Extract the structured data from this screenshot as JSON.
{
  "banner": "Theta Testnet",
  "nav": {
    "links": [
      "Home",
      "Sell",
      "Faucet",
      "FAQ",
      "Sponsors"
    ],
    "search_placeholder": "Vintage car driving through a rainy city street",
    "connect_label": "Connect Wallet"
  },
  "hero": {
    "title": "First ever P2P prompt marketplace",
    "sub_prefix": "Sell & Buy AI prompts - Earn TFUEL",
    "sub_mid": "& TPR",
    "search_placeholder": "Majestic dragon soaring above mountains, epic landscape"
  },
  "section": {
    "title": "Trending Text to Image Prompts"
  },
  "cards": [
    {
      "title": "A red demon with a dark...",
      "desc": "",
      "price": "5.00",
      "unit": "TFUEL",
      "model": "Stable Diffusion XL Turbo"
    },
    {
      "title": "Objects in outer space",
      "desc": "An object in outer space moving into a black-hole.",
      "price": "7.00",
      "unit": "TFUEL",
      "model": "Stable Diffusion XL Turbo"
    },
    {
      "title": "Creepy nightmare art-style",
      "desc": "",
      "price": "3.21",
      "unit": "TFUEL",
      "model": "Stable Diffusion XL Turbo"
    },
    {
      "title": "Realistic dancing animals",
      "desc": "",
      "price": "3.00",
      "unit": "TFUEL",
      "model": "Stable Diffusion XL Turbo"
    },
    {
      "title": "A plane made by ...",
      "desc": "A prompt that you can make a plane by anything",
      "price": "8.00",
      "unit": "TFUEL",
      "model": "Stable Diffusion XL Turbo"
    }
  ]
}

• [PROBLEM DESCRIPTION]
Repeat the data precisely, reproducing every entry.

• [FINISHED TASK]
Extract the structured data from this screenshot as JSON.
{
  "banner": "Theta Testnet",
  "nav": {
    "links": [
      "Home",
      "Sell",
      "Faucet",
      "FAQ",
      "Sponsors"
    ],
    "search_placeholder": "Vintage car driving through a rainy city street",
    "connect_label": "Connect Wallet"
  },
  "hero": {
    "title": "First ever P2P prompt marketplace",
    "sub_prefix": "Sell & Buy AI prompts - Earn TFUEL",
    "sub_mid": "& TPR",
    "search_placeholder": "Majestic dragon soaring above mountains, epic landscape"
  },
  "section": {
    "title": "Trending Text to Image Prompts"
  },
  "cards": [
    {
      "title": "A red demon with a dark...",
      "desc": "",
      "price": "5.00",
      "unit": "TFUEL",
      "model": "Stable Diffusion XL Turbo"
    },
    {
      "title": "Objects in outer space",
      "desc": "An object in outer space moving into a black-hole.",
      "price": "7.00",
      "unit": "TFUEL",
      "model": "Stable Diffusion XL Turbo"
    },
    {
      "title": "Creepy nightmare art-style",
      "desc": "",
      "price": "3.21",
      "unit": "TFUEL",
      "model": "Stable Diffusion XL Turbo"
    },
    {
      "title": "Realistic dancing animals",
      "desc": "",
      "price": "3.00",
      "unit": "TFUEL",
      "model": "Stable Diffusion XL Turbo"
    },
    {
      "title": "A plane made by ...",
      "desc": "A prompt that you can make a plane by anything",
      "price": "8.00",
      "unit": "TFUEL",
      "model": "Stable Diffusion XL Turbo"
    }
  ]
}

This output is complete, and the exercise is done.